*** Block opens ***
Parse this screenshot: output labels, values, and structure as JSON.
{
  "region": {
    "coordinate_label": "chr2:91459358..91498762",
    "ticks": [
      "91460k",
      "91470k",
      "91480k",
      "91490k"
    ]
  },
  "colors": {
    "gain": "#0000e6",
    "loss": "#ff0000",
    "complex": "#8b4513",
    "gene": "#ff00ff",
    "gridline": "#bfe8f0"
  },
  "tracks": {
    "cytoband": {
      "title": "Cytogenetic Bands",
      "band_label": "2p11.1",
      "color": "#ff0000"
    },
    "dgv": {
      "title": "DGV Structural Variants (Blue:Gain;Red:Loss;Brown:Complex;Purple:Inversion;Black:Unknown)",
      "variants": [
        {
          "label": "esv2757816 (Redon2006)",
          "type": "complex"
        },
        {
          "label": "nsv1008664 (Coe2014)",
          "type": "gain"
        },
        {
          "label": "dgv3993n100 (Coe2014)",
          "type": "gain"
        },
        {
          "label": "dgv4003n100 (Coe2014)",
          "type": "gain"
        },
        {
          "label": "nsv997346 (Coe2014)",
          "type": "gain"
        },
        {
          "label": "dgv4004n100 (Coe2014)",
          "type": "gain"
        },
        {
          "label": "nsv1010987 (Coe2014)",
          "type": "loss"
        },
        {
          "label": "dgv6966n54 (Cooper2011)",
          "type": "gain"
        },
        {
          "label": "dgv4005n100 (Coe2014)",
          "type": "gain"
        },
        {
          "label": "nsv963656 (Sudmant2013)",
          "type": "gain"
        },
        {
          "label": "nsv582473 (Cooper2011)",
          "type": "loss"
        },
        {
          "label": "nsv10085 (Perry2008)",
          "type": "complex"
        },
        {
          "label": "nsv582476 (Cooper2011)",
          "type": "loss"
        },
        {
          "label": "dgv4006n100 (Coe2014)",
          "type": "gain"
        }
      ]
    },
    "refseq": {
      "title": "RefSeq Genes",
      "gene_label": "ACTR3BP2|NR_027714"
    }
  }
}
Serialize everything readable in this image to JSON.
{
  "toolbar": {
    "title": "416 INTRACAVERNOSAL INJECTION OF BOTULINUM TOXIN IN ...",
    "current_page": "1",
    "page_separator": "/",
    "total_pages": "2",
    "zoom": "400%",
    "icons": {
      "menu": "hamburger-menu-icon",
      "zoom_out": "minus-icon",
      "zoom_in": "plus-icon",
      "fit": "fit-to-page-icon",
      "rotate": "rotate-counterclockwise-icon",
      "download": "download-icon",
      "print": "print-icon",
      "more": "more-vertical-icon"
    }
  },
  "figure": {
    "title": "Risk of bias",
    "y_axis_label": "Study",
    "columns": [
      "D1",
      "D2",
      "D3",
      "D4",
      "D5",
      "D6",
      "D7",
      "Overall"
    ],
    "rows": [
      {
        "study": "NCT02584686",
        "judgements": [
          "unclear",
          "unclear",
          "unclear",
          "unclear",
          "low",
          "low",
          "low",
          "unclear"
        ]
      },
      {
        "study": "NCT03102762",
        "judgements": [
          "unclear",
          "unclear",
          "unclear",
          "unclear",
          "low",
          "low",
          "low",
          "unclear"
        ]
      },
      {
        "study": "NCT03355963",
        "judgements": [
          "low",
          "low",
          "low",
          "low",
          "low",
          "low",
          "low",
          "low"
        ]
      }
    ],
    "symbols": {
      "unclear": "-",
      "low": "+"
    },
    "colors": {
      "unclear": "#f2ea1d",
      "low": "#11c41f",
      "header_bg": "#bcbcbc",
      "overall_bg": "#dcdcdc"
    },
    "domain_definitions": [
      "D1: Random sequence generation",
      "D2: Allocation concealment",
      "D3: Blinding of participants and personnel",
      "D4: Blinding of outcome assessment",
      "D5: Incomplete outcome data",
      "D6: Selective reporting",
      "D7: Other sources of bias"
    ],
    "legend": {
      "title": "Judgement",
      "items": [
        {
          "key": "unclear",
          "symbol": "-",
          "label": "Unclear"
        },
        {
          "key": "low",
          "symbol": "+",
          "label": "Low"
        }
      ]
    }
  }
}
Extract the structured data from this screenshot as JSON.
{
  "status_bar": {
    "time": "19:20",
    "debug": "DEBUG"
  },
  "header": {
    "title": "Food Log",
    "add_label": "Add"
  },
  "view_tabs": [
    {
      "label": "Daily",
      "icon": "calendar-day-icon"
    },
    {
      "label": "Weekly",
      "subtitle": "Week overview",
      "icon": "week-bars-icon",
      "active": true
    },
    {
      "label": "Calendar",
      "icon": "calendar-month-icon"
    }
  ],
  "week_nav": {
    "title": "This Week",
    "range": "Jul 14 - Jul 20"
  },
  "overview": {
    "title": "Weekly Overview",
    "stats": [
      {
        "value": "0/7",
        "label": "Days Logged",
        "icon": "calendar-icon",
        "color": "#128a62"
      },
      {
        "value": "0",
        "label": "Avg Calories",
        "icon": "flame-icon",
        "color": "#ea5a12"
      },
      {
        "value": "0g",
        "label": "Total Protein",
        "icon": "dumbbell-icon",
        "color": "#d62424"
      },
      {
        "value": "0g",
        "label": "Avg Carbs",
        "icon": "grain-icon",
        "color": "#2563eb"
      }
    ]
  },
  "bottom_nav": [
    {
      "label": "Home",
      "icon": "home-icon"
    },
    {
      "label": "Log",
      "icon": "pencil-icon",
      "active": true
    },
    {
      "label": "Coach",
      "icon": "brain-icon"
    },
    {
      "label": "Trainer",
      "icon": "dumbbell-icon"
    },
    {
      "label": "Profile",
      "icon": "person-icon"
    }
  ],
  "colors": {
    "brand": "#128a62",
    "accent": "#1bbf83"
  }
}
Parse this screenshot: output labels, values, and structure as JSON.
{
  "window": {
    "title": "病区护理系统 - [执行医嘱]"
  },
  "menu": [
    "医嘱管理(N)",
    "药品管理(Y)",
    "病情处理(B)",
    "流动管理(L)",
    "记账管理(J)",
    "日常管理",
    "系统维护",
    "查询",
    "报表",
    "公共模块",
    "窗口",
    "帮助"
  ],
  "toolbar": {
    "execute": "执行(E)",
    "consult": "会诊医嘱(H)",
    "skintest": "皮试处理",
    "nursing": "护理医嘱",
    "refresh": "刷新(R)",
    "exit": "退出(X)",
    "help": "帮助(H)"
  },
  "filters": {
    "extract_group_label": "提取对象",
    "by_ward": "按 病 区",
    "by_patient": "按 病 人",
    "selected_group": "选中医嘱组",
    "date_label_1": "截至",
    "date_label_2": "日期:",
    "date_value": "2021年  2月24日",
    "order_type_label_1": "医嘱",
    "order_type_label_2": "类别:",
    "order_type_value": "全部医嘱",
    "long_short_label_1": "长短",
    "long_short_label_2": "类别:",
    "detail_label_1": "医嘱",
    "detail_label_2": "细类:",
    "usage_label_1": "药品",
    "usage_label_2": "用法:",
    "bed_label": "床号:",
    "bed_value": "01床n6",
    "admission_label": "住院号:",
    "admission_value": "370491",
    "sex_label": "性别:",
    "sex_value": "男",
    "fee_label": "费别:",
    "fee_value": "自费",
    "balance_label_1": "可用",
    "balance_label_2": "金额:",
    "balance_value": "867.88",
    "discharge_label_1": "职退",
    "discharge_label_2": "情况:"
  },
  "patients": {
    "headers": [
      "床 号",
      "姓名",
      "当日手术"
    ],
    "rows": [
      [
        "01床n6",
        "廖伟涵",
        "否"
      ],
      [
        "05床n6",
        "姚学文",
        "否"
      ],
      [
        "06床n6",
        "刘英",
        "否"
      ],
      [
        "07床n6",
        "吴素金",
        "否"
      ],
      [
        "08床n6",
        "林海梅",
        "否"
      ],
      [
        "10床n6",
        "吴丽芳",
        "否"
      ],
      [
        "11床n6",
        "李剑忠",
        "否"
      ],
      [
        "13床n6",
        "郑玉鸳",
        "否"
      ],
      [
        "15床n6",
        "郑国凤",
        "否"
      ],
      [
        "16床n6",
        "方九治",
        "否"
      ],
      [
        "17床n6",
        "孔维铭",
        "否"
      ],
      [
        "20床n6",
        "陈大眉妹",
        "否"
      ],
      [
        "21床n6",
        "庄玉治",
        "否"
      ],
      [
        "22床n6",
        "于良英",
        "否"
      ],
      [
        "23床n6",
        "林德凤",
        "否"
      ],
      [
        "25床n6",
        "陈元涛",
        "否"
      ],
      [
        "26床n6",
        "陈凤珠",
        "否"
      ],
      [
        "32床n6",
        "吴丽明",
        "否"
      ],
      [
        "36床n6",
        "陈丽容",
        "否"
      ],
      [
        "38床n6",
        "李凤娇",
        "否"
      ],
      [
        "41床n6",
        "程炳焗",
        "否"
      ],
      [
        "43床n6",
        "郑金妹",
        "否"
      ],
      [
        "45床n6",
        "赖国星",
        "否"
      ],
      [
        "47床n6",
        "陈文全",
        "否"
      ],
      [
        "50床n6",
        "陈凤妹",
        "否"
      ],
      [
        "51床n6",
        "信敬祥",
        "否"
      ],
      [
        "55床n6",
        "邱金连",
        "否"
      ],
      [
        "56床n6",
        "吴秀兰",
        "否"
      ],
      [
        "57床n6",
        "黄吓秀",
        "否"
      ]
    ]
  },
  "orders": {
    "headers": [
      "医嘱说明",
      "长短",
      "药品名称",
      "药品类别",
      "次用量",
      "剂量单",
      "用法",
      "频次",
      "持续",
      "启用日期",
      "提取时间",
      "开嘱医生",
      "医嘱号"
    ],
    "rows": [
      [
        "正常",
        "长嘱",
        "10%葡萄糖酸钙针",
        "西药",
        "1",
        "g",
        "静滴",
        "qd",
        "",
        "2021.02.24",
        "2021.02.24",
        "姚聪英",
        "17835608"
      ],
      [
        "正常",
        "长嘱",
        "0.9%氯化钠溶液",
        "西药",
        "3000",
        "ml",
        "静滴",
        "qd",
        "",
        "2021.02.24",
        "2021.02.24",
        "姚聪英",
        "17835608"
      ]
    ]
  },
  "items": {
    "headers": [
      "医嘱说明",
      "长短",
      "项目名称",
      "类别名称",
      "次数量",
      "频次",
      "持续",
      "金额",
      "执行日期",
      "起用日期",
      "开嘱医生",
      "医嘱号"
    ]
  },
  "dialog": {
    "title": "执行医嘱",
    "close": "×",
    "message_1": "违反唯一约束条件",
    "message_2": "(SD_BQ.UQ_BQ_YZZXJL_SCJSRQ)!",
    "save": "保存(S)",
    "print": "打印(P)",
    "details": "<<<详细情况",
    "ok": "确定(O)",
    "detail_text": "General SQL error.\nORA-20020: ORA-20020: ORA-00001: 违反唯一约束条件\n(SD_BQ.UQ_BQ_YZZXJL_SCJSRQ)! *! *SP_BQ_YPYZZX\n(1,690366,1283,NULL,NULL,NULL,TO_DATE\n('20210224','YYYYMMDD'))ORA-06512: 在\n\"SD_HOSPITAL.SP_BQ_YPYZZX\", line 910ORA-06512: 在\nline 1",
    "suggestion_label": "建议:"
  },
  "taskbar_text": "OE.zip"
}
*** Block closes ***
→ **The task**
Task for the records above: copy every line in which the word "Weekly" occurs.

→ **Solution for this task**
      "label": "Weekly",
    "title": "Weekly Overview",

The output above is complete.